## THE REQUEST
Can you retype every line of the records below exactly as it appears?

## SUPPLIED INFORMATION
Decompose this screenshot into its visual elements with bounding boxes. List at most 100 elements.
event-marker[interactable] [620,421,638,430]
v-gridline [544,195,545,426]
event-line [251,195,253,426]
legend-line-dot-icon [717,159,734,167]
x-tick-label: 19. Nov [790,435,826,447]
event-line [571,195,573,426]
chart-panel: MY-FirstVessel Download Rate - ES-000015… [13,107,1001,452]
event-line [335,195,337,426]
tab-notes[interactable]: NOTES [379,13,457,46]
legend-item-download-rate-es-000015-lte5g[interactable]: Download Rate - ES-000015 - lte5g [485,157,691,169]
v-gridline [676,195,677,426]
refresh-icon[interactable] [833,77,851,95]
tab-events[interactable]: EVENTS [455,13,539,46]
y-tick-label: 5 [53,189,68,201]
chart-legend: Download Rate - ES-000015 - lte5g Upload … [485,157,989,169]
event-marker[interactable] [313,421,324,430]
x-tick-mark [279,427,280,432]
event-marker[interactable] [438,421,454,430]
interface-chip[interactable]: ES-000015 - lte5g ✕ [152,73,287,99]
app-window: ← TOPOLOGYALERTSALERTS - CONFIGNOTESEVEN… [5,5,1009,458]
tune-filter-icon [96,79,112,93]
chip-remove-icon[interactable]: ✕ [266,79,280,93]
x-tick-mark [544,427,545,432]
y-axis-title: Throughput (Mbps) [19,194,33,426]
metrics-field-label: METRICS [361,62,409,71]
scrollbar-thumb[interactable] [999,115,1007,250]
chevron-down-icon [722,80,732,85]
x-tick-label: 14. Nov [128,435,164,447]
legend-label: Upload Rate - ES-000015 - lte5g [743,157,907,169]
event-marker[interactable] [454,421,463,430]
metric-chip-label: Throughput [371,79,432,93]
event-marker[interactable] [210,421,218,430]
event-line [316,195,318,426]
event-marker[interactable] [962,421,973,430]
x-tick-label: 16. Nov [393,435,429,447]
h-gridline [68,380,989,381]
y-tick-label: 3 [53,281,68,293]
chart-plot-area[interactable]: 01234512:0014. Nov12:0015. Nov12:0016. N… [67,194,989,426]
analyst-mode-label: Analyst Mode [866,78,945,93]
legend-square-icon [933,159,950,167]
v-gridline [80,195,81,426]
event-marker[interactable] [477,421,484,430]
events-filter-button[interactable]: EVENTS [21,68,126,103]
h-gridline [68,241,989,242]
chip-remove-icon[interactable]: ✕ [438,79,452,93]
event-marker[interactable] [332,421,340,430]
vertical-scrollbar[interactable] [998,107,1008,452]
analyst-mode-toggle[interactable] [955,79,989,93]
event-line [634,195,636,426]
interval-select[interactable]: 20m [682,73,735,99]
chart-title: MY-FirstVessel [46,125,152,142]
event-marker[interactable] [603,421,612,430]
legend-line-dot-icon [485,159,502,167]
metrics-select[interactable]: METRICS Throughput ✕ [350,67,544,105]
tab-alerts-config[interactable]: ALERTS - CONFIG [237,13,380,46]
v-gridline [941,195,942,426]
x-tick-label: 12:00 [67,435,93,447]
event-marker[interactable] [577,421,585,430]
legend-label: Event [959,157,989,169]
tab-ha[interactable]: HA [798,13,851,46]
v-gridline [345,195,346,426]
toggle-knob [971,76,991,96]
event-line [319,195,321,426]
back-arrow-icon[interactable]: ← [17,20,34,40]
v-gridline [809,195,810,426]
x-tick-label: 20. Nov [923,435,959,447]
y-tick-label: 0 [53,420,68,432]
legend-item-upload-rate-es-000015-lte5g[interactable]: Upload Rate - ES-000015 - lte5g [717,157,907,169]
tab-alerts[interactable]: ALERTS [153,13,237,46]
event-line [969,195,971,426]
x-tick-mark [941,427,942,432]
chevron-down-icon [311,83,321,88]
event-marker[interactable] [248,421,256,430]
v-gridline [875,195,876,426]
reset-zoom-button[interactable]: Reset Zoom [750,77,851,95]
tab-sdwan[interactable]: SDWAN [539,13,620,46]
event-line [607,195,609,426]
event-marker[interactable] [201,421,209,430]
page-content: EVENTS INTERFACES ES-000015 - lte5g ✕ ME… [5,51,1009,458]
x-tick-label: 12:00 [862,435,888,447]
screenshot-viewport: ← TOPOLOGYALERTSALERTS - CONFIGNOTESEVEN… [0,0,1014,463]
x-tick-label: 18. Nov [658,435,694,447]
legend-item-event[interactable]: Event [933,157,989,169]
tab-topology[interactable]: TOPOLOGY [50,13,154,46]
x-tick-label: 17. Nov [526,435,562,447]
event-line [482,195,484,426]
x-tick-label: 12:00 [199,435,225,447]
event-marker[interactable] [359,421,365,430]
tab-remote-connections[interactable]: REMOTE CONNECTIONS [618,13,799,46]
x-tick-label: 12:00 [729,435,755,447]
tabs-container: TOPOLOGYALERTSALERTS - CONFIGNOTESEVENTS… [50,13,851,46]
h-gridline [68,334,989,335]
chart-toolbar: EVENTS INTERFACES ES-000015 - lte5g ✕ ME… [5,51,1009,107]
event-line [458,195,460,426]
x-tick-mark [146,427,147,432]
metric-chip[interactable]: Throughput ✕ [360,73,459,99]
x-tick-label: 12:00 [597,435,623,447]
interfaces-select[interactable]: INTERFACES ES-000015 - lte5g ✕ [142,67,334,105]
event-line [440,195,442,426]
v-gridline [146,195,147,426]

## SOLUTION TO THIS PROBLEM
Decompose this screenshot into its visual elements with bounding boxes. List at most 100 elements.
event-marker[interactable] [620,421,638,430]
v-gridline [544,195,545,426]
event-line [251,195,253,426]
legend-line-dot-icon [717,159,734,167]
x-tick-label: 19. Nov [790,435,826,447]
event-line [571,195,573,426]
chart-panel: MY-FirstVessel Download Rate - ES-000015… [13,107,1001,452]
event-line [335,195,337,426]
tab-notes[interactable]: NOTES [379,13,457,46]
legend-item-download-rate-es-000015-lte5g[interactable]: Download Rate - ES-000015 - lte5g [485,157,691,169]
v-gridline [676,195,677,426]
refresh-icon[interactable] [833,77,851,95]
tab-events[interactable]: EVENTS [455,13,539,46]
y-tick-label: 5 [53,189,68,201]
chart-legend: Download Rate - ES-000015 - lte5g Upload … [485,157,989,169]
event-marker[interactable] [313,421,324,430]
x-tick-mark [279,427,280,432]
event-marker[interactable] [438,421,454,430]
interface-chip[interactable]: ES-000015 - lte5g ✕ [152,73,287,99]
app-window: ← TOPOLOGYALERTSALERTS - CONFIGNOTESEVEN… [5,5,1009,458]
tune-filter-icon [96,79,112,93]
chip-remove-icon[interactable]: ✕ [266,79,280,93]
x-tick-mark [544,427,545,432]
y-axis-title: Throughput (Mbps) [19,194,33,426]
metrics-field-label: METRICS [361,62,409,71]
scrollbar-thumb[interactable] [999,115,1007,250]
chevron-down-icon [722,80,732,85]
x-tick-label: 14. Nov [128,435,164,447]
legend-label: Upload Rate - ES-000015 - lte5g [743,157,907,169]
event-marker[interactable] [454,421,463,430]
metric-chip-label: Throughput [371,79,432,93]
event-marker[interactable] [210,421,218,430]
event-line [316,195,318,426]
event-marker[interactable] [962,421,973,430]
x-tick-label: 16. Nov [393,435,429,447]
h-gridline [68,380,989,381]
y-tick-label: 3 [53,281,68,293]
chart-plot-area[interactable]: 01234512:0014. Nov12:0015. Nov12:0016. N… [67,194,989,426]
analyst-mode-label: Analyst Mode [866,78,945,93]
legend-square-icon [933,159,950,167]
v-gridline [80,195,81,426]
event-marker[interactable] [477,421,484,430]
events-filter-button[interactable]: EVENTS [21,68,126,103]
h-gridline [68,241,989,242]
chip-remove-icon[interactable]: ✕ [438,79,452,93]
event-marker[interactable] [332,421,340,430]
vertical-scrollbar[interactable] [998,107,1008,452]
analyst-mode-toggle[interactable] [955,79,989,93]
event-line [634,195,636,426]
interval-select[interactable]: 20m [682,73,735,99]
chart-title: MY-FirstVessel [46,125,152,142]
event-marker[interactable] [603,421,612,430]
legend-line-dot-icon [485,159,502,167]
metrics-select[interactable]: METRICS Throughput ✕ [350,67,544,105]
tab-alerts-config[interactable]: ALERTS - CONFIG [237,13,380,46]
v-gridline [941,195,942,426]
x-tick-label: 12:00 [67,435,93,447]
event-marker[interactable] [577,421,585,430]
legend-label: Event [959,157,989,169]
tab-ha[interactable]: HA [798,13,851,46]
v-gridline [345,195,346,426]
toggle-knob [971,76,991,96]
event-line [319,195,321,426]
back-arrow-icon[interactable]: ← [17,20,34,40]
v-gridline [809,195,810,426]
x-tick-label: 20. Nov [923,435,959,447]
y-tick-label: 0 [53,420,68,432]
legend-item-upload-rate-es-000015-lte5g[interactable]: Upload Rate - ES-000015 - lte5g [717,157,907,169]
tab-alerts[interactable]: ALERTS [153,13,237,46]
event-line [969,195,971,426]
x-tick-mark [941,427,942,432]
chevron-down-icon [311,83,321,88]
event-marker[interactable] [248,421,256,430]
v-gridline [875,195,876,426]
reset-zoom-button[interactable]: Reset Zoom [750,77,851,95]
tab-sdwan[interactable]: SDWAN [539,13,620,46]
event-line [607,195,609,426]
event-marker[interactable] [201,421,209,430]
page-content: EVENTS INTERFACES ES-000015 - lte5g ✕ ME… [5,51,1009,458]
x-tick-label: 12:00 [862,435,888,447]
screenshot-viewport: ← TOPOLOGYALERTSALERTS - CONFIGNOTESEVEN… [0,0,1014,463]
x-tick-label: 18. Nov [658,435,694,447]
legend-item-event[interactable]: Event [933,157,989,169]
tab-topology[interactable]: TOPOLOGY [50,13,154,46]
x-tick-label: 17. Nov [526,435,562,447]
event-line [482,195,484,426]
x-tick-label: 12:00 [199,435,225,447]
event-marker[interactable] [359,421,365,430]
tab-remote-connections[interactable]: REMOTE CONNECTIONS [618,13,799,46]
x-tick-label: 12:00 [729,435,755,447]
tabs-container: TOPOLOGYALERTSALERTS - CONFIGNOTESEVENTS… [50,13,851,46]
h-gridline [68,334,989,335]
chart-toolbar: EVENTS INTERFACES ES-000015 - lte5g ✕ ME… [5,51,1009,107]
event-line [458,195,460,426]
x-tick-mark [146,427,147,432]
metric-chip[interactable]: Throughput ✕ [360,73,459,99]
x-tick-label: 12:00 [597,435,623,447]
interfaces-select[interactable]: INTERFACES ES-000015 - lte5g ✕ [142,67,334,105]
event-line [440,195,442,426]
v-gridline [146,195,147,426]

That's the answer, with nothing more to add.